-- START RAW DATA --

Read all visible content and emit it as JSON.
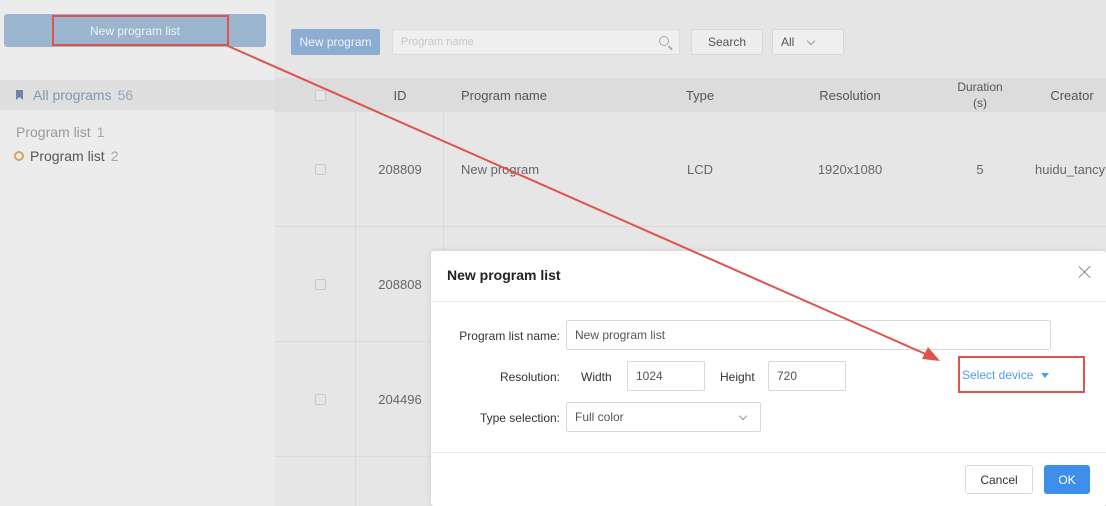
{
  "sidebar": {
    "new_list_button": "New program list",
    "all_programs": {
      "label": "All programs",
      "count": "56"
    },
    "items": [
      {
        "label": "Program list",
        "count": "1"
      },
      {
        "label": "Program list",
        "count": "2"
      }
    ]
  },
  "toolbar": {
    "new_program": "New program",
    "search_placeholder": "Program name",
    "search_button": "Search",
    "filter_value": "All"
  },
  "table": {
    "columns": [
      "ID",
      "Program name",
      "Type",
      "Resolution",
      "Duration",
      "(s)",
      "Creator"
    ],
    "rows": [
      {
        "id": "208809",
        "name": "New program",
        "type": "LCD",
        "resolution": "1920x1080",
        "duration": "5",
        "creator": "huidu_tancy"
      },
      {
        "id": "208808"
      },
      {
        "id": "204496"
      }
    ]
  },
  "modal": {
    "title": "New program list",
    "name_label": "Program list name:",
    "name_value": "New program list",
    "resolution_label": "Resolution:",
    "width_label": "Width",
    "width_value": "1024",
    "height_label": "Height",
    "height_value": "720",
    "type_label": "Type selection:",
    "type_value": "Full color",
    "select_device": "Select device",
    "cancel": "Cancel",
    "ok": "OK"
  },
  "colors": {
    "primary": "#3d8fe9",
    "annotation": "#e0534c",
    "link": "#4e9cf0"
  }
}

-- END RAW DATA --

Quote each entry above verbatim and drop the pictures.

### TASK SOLUTION
Read all visible content and emit it as JSON.
{
  "sidebar": {
    "new_list_button": "New program list",
    "all_programs": {
      "label": "All programs",
      "count": "56"
    },
    "items": [
      {
        "label": "Program list",
        "count": "1"
      },
      {
        "label": "Program list",
        "count": "2"
      }
    ]
  },
  "toolbar": {
    "new_program": "New program",
    "search_placeholder": "Program name",
    "search_button": "Search",
    "filter_value": "All"
  },
  "table": {
    "columns": [
      "ID",
      "Program name",
      "Type",
      "Resolution",
      "Duration",
      "(s)",
      "Creator"
    ],
    "rows": [
      {
        "id": "208809",
        "name": "New program",
        "type": "LCD",
        "resolution": "1920x1080",
        "duration": "5",
        "creator": "huidu_tancy"
      },
      {
        "id": "208808"
      },
      {
        "id": "204496"
      }
    ]
  },
  "modal": {
    "title": "New program list",
    "name_label": "Program list name:",
    "name_value": "New program list",
    "resolution_label": "Resolution:",
    "width_label": "Width",
    "width_value": "1024",
    "height_label": "Height",
    "height_value": "720",
    "type_label": "Type selection:",
    "type_value": "Full color",
    "select_device": "Select device",
    "cancel": "Cancel",
    "ok": "OK"
  },
  "colors": {
    "primary": "#3d8fe9",
    "annotation": "#e0534c",
    "link": "#4e9cf0"
  }
}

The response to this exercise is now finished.